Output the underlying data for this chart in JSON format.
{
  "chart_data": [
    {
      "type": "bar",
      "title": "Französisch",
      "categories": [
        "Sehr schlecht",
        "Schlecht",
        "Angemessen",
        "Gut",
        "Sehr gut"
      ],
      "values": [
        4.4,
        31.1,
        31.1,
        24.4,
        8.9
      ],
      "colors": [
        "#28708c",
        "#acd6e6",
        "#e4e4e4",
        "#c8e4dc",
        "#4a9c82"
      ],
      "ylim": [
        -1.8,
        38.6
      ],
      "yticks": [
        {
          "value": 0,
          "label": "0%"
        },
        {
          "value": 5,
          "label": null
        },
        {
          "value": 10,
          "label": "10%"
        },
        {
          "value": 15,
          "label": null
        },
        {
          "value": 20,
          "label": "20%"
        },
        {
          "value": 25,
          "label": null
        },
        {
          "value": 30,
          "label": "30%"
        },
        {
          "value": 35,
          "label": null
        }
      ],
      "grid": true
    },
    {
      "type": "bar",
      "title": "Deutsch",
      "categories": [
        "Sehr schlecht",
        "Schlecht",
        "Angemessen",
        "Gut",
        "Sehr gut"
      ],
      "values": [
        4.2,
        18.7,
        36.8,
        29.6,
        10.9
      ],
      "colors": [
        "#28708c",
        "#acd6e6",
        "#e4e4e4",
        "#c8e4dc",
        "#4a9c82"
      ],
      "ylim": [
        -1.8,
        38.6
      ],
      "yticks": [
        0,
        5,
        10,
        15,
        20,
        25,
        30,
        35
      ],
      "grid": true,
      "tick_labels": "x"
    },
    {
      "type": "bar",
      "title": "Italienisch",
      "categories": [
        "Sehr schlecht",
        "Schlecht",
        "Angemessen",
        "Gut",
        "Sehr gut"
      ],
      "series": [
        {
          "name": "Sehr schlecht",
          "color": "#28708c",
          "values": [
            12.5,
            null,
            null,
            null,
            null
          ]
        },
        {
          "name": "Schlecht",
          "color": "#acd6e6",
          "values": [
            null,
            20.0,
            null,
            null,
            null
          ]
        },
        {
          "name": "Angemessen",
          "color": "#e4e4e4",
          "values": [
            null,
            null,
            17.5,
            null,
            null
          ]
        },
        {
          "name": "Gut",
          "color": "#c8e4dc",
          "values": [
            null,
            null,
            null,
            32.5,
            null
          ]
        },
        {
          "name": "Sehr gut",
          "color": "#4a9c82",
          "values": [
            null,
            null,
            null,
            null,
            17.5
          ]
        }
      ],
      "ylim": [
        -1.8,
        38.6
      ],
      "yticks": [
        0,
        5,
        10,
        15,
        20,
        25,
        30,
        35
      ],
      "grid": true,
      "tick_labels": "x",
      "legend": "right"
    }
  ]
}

========

## Required work
Using the material above, count the lines containing the word "name". Reply with the number alone.

## In response
5